GIVEN INSTRUCTION - Check each line below for the word "bridging", and copy those that have it.

BEGIN DATA ROWS

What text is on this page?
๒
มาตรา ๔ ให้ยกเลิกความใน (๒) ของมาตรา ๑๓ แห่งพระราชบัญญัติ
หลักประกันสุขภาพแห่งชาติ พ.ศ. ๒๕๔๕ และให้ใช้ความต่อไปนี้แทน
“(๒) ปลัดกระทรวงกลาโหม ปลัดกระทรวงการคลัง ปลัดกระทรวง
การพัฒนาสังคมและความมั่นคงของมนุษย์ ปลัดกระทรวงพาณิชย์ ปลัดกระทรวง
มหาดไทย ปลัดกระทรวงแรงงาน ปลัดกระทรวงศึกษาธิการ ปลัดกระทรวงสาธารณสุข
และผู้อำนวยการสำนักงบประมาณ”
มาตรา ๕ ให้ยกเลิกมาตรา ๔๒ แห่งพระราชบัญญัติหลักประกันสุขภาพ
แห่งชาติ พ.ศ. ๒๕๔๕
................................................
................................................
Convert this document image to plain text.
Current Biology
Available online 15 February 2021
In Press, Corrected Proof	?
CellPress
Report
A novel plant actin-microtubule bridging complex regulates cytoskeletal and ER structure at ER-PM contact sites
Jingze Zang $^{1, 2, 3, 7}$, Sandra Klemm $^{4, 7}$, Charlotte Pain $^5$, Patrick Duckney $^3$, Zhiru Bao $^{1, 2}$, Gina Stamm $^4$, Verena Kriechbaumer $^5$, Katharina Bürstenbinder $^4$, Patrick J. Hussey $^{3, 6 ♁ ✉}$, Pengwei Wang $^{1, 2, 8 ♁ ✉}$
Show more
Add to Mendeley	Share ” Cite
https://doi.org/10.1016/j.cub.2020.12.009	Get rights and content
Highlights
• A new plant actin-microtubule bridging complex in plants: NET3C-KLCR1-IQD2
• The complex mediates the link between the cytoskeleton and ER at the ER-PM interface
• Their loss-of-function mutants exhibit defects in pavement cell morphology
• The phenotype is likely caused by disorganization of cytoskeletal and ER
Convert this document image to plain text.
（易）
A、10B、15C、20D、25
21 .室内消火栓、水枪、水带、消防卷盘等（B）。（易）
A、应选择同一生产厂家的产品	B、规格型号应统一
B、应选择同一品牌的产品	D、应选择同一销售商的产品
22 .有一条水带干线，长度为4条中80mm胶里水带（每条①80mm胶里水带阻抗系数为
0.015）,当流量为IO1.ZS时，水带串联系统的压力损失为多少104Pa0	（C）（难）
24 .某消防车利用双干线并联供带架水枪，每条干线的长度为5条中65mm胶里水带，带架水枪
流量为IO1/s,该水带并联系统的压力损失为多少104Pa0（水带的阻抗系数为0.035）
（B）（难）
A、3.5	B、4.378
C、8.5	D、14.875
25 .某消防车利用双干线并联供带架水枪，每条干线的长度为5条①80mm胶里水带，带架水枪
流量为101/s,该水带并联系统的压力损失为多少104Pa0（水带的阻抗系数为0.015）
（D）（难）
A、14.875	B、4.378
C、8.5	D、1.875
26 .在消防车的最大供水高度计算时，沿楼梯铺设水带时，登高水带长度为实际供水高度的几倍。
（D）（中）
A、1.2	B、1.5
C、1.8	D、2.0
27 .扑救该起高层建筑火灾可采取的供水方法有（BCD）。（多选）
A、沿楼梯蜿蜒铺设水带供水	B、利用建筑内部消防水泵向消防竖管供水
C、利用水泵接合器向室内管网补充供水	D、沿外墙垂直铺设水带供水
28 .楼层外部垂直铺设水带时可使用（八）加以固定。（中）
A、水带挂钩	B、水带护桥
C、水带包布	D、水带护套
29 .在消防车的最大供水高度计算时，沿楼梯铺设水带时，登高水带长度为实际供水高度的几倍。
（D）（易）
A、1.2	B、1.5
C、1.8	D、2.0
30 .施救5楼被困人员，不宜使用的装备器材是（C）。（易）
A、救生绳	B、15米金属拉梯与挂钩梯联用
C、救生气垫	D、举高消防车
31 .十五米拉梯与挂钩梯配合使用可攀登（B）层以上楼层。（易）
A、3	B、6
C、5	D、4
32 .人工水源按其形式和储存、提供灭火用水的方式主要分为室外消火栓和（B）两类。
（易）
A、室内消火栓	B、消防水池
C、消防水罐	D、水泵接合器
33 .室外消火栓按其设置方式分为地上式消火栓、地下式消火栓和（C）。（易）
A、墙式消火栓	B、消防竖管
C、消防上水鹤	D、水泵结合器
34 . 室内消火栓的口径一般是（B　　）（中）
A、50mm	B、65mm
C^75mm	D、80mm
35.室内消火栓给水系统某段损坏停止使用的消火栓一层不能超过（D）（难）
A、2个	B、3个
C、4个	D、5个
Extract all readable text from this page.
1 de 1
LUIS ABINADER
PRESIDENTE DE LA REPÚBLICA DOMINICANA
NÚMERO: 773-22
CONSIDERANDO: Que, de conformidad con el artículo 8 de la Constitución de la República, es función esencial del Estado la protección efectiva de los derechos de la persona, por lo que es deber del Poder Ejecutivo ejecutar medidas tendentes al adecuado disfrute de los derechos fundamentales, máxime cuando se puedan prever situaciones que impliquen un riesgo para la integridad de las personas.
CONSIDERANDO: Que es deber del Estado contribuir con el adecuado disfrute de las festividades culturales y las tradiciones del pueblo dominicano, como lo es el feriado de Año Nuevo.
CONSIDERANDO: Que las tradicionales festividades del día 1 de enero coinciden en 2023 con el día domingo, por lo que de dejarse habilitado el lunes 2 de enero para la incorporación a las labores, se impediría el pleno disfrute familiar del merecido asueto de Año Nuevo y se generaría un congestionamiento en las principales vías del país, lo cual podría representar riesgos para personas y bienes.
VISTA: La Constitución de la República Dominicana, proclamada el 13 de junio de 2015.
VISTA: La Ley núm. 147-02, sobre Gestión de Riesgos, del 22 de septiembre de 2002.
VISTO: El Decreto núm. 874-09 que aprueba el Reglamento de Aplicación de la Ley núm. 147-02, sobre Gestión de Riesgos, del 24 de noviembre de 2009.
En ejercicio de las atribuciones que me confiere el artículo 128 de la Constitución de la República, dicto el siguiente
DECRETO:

END DATA ROWS

SOLUTION -
A novel plant actin-microtubule bridging complex regulates cytoskeletal and ER structure at ER-PM contact sites
• A new plant actin-microtubule bridging complex in plants: NET3C-KLCR1-IQD2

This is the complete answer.